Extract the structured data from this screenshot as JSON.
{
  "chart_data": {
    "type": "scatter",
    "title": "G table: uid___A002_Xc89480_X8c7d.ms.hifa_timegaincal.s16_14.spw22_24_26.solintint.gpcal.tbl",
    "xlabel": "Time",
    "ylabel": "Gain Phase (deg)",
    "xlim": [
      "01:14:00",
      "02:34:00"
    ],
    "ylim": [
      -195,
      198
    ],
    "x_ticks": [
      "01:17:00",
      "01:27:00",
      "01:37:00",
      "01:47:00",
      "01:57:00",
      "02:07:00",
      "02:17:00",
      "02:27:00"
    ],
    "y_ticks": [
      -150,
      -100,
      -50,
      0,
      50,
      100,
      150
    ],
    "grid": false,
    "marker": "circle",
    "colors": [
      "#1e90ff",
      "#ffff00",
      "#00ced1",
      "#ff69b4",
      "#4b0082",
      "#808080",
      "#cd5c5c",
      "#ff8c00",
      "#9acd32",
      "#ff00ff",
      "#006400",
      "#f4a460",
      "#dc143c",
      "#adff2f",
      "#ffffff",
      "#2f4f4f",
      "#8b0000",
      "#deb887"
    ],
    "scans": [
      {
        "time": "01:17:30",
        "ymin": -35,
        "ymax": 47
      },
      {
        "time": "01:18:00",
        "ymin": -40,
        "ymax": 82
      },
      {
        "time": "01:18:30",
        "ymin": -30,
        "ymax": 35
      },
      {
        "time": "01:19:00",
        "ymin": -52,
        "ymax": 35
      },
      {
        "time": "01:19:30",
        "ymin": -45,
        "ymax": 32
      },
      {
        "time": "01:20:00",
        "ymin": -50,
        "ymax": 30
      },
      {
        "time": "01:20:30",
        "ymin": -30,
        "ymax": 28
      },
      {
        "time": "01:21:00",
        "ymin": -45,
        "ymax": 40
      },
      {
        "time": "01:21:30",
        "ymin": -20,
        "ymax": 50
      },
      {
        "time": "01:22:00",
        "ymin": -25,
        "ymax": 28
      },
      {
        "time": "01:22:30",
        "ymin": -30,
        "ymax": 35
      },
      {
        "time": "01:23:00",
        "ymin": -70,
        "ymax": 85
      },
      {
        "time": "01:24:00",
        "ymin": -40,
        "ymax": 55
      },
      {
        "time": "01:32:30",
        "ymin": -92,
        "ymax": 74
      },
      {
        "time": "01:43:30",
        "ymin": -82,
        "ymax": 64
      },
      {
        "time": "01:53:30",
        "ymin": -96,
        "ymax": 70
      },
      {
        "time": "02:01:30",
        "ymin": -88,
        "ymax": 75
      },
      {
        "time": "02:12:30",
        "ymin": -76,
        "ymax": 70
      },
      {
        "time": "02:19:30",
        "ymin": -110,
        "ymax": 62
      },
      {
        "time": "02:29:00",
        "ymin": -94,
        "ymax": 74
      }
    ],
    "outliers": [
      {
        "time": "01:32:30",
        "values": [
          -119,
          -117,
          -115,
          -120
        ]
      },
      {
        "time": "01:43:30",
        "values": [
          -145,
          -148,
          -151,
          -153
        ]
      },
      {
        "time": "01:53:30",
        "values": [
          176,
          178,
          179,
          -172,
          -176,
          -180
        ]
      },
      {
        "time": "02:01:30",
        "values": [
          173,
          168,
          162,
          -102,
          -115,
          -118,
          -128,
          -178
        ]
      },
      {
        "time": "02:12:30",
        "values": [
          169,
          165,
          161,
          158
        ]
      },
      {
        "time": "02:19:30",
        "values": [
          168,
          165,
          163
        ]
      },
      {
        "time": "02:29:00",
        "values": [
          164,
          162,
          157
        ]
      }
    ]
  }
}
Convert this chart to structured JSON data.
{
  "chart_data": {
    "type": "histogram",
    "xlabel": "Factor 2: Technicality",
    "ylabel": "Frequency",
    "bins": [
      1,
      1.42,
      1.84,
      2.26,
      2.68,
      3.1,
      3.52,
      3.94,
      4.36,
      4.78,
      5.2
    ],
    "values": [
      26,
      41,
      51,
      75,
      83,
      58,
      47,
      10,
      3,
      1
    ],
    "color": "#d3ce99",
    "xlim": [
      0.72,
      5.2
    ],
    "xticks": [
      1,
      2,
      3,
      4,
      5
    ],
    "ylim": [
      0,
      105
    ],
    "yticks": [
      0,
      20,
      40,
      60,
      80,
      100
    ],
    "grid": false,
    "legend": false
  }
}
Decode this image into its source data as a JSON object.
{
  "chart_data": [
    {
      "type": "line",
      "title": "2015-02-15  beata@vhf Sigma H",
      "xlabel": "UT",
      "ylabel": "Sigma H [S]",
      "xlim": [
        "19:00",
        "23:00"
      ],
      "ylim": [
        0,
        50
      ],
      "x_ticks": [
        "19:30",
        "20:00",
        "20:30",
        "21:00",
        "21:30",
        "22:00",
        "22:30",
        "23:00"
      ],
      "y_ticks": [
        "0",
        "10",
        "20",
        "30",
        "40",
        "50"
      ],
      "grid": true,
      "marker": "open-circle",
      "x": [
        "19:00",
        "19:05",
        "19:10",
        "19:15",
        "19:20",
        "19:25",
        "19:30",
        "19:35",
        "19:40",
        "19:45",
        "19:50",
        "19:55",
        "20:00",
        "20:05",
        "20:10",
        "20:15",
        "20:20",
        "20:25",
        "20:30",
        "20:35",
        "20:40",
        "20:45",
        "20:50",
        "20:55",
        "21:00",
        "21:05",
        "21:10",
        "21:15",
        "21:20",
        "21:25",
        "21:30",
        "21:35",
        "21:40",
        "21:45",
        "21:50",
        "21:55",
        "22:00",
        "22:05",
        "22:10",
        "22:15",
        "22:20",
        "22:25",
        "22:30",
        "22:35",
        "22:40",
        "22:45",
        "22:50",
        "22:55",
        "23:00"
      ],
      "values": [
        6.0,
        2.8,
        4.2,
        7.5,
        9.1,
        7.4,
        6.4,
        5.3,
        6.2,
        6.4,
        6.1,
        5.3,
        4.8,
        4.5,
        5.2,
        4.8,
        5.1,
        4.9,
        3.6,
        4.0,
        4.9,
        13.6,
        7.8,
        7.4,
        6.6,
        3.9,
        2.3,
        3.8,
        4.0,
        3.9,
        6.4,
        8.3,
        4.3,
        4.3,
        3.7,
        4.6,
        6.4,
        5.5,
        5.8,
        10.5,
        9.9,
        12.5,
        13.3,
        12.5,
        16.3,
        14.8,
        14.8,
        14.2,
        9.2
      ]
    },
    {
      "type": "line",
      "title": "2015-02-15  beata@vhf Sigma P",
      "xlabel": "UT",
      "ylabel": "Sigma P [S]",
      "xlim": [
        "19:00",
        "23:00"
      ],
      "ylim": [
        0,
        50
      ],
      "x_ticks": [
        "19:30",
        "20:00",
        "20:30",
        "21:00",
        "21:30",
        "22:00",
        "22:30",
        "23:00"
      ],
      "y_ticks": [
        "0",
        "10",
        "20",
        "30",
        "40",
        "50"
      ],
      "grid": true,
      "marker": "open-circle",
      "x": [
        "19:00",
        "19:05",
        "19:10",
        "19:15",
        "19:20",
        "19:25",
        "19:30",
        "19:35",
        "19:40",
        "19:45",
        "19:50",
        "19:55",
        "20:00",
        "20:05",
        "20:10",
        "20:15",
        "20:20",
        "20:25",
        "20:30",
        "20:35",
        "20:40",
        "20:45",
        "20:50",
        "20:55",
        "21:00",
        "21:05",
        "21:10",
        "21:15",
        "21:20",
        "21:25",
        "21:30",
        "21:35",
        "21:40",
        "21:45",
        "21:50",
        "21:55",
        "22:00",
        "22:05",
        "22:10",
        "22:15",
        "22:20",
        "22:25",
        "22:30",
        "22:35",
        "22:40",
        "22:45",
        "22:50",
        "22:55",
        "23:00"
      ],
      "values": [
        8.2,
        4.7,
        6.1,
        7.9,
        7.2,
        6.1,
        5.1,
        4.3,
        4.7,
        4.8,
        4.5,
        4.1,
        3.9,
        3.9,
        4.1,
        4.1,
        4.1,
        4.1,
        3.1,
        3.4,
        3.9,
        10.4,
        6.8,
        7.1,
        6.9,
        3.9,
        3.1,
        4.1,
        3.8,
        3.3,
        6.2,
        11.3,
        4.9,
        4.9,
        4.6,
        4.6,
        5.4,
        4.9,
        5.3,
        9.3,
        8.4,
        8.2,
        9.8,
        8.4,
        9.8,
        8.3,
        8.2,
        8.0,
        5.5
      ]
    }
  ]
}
# # # # #
## Task statement
In the records above, collect each line with "this".

## Reply to the exercise
Extract the structured data from this screenshot as JSON.
Convert this chart to structured JSON data.
Decode this image into its source data as a JSON object.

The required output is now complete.